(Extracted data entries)
***
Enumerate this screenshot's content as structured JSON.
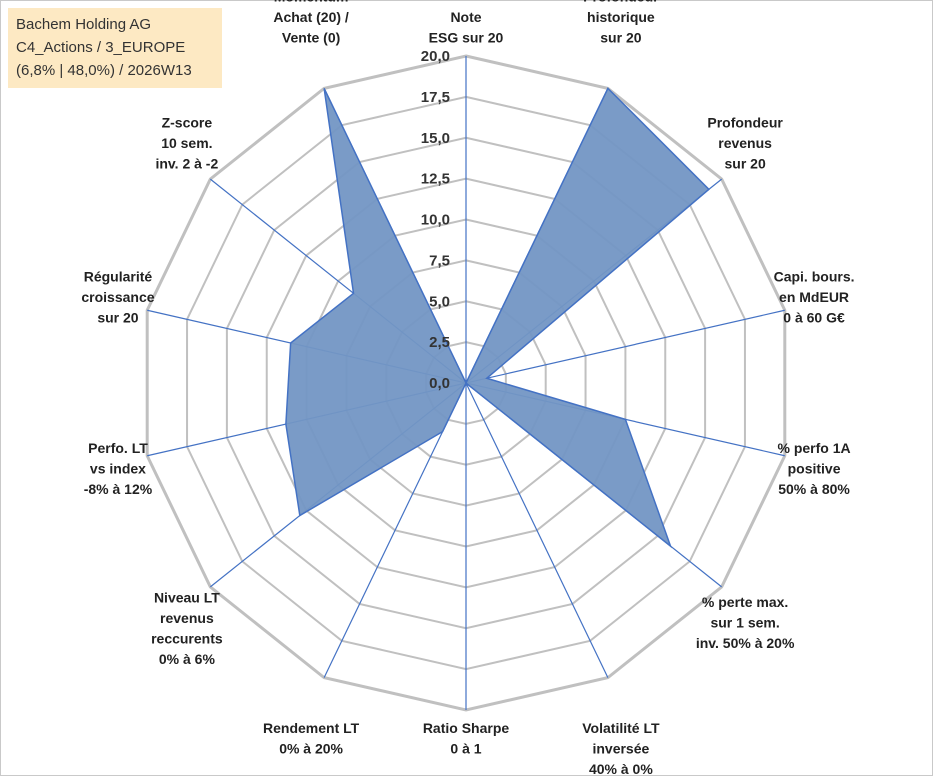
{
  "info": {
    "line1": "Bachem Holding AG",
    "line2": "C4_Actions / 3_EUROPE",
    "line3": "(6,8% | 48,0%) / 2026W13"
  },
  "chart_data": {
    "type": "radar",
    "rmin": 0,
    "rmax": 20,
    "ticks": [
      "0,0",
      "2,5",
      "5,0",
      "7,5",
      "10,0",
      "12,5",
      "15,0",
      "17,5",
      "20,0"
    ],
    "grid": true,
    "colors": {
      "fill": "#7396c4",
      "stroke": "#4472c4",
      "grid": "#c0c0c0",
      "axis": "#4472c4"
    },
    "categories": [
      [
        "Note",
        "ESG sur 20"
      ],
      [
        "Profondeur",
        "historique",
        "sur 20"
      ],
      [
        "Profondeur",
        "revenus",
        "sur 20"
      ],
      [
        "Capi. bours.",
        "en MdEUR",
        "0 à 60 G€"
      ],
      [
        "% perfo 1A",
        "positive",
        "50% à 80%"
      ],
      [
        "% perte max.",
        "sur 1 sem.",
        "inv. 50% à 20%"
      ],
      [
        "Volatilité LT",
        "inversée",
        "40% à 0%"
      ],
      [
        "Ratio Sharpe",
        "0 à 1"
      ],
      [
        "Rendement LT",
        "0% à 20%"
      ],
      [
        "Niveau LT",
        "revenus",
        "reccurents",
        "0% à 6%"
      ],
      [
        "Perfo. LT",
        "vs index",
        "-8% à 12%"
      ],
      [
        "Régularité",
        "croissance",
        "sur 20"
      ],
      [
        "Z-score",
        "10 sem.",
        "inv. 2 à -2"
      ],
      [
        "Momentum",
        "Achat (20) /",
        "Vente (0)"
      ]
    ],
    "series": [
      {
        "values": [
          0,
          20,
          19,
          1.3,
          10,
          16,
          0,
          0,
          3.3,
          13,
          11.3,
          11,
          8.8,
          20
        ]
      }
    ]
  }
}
***
» **Set exercise**: Without the pictures, copy the material exactly as given.

» **Full answer**:
Enumerate this screenshot's content as structured JSON.
{
  "info": {
    "line1": "Bachem Holding AG",
    "line2": "C4_Actions / 3_EUROPE",
    "line3": "(6,8% | 48,0%) / 2026W13"
  },
  "chart_data": {
    "type": "radar",
    "rmin": 0,
    "rmax": 20,
    "ticks": [
      "0,0",
      "2,5",
      "5,0",
      "7,5",
      "10,0",
      "12,5",
      "15,0",
      "17,5",
      "20,0"
    ],
    "grid": true,
    "colors": {
      "fill": "#7396c4",
      "stroke": "#4472c4",
      "grid": "#c0c0c0",
      "axis": "#4472c4"
    },
    "categories": [
      [
        "Note",
        "ESG sur 20"
      ],
      [
        "Profondeur",
        "historique",
        "sur 20"
      ],
      [
        "Profondeur",
        "revenus",
        "sur 20"
      ],
      [
        "Capi. bours.",
        "en MdEUR",
        "0 à 60 G€"
      ],
      [
        "% perfo 1A",
        "positive",
        "50% à 80%"
      ],
      [
        "% perte max.",
        "sur 1 sem.",
        "inv. 50% à 20%"
      ],
      [
        "Volatilité LT",
        "inversée",
        "40% à 0%"
      ],
      [
        "Ratio Sharpe",
        "0 à 1"
      ],
      [
        "Rendement LT",
        "0% à 20%"
      ],
      [
        "Niveau LT",
        "revenus",
        "reccurents",
        "0% à 6%"
      ],
      [
        "Perfo. LT",
        "vs index",
        "-8% à 12%"
      ],
      [
        "Régularité",
        "croissance",
        "sur 20"
      ],
      [
        "Z-score",
        "10 sem.",
        "inv. 2 à -2"
      ],
      [
        "Momentum",
        "Achat (20) /",
        "Vente (0)"
      ]
    ],
    "series": [
      {
        "values": [
          0,
          20,
          19,
          1.3,
          10,
          16,
          0,
          0,
          3.3,
          13,
          11.3,
          11,
          8.8,
          20
        ]
      }
    ]
  }
}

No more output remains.